■ Material supplied:

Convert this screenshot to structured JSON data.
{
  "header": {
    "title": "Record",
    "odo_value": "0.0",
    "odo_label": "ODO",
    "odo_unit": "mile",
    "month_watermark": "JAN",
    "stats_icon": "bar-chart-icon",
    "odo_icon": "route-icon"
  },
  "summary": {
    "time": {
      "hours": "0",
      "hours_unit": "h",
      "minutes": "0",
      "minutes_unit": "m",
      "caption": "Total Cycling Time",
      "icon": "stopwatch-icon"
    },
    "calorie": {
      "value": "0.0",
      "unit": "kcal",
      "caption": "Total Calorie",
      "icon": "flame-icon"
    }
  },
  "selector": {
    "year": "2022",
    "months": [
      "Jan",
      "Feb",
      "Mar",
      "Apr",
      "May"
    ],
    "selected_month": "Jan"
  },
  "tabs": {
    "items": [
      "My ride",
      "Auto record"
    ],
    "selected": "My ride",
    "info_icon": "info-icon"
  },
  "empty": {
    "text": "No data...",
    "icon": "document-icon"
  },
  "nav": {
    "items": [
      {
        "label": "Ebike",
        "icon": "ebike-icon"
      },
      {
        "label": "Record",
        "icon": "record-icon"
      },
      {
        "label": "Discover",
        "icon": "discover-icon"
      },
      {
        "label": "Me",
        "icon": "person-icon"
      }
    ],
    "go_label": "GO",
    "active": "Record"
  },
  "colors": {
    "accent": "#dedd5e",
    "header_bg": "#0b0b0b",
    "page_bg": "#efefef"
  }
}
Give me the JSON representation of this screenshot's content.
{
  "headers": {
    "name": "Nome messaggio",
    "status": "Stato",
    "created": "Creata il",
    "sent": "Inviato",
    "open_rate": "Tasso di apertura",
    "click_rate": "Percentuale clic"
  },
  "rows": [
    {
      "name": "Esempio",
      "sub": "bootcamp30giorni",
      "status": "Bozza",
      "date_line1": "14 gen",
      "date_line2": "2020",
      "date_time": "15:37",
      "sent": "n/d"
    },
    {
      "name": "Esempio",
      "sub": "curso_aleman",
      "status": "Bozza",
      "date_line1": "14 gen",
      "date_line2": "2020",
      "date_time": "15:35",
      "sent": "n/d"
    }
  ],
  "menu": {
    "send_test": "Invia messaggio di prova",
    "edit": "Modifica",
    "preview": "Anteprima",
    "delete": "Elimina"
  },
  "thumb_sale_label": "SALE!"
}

■ Set task: Extract every record. Keep wording exact.

■ Full solution:
Convert this screenshot to structured JSON data.
{
  "header": {
    "title": "Record",
    "odo_value": "0.0",
    "odo_label": "ODO",
    "odo_unit": "mile",
    "month_watermark": "JAN",
    "stats_icon": "bar-chart-icon",
    "odo_icon": "route-icon"
  },
  "summary": {
    "time": {
      "hours": "0",
      "hours_unit": "h",
      "minutes": "0",
      "minutes_unit": "m",
      "caption": "Total Cycling Time",
      "icon": "stopwatch-icon"
    },
    "calorie": {
      "value": "0.0",
      "unit": "kcal",
      "caption": "Total Calorie",
      "icon": "flame-icon"
    }
  },
  "selector": {
    "year": "2022",
    "months": [
      "Jan",
      "Feb",
      "Mar",
      "Apr",
      "May"
    ],
    "selected_month": "Jan"
  },
  "tabs": {
    "items": [
      "My ride",
      "Auto record"
    ],
    "selected": "My ride",
    "info_icon": "info-icon"
  },
  "empty": {
    "text": "No data...",
    "icon": "document-icon"
  },
  "nav": {
    "items": [
      {
        "label": "Ebike",
        "icon": "ebike-icon"
      },
      {
        "label": "Record",
        "icon": "record-icon"
      },
      {
        "label": "Discover",
        "icon": "discover-icon"
      },
      {
        "label": "Me",
        "icon": "person-icon"
      }
    ],
    "go_label": "GO",
    "active": "Record"
  },
  "colors": {
    "accent": "#dedd5e",
    "header_bg": "#0b0b0b",
    "page_bg": "#efefef"
  }
}
Give me the JSON representation of this screenshot's content.
{
  "headers": {
    "name": "Nome messaggio",
    "status": "Stato",
    "created": "Creata il",
    "sent": "Inviato",
    "open_rate": "Tasso di apertura",
    "click_rate": "Percentuale clic"
  },
  "rows": [
    {
      "name": "Esempio",
      "sub": "bootcamp30giorni",
      "status": "Bozza",
      "date_line1": "14 gen",
      "date_line2": "2020",
      "date_time": "15:37",
      "sent": "n/d"
    },
    {
      "name": "Esempio",
      "sub": "curso_aleman",
      "status": "Bozza",
      "date_line1": "14 gen",
      "date_line2": "2020",
      "date_time": "15:35",
      "sent": "n/d"
    }
  ],
  "menu": {
    "send_test": "Invia messaggio di prova",
    "edit": "Modifica",
    "preview": "Anteprima",
    "delete": "Elimina"
  },
  "thumb_sale_label": "SALE!"
}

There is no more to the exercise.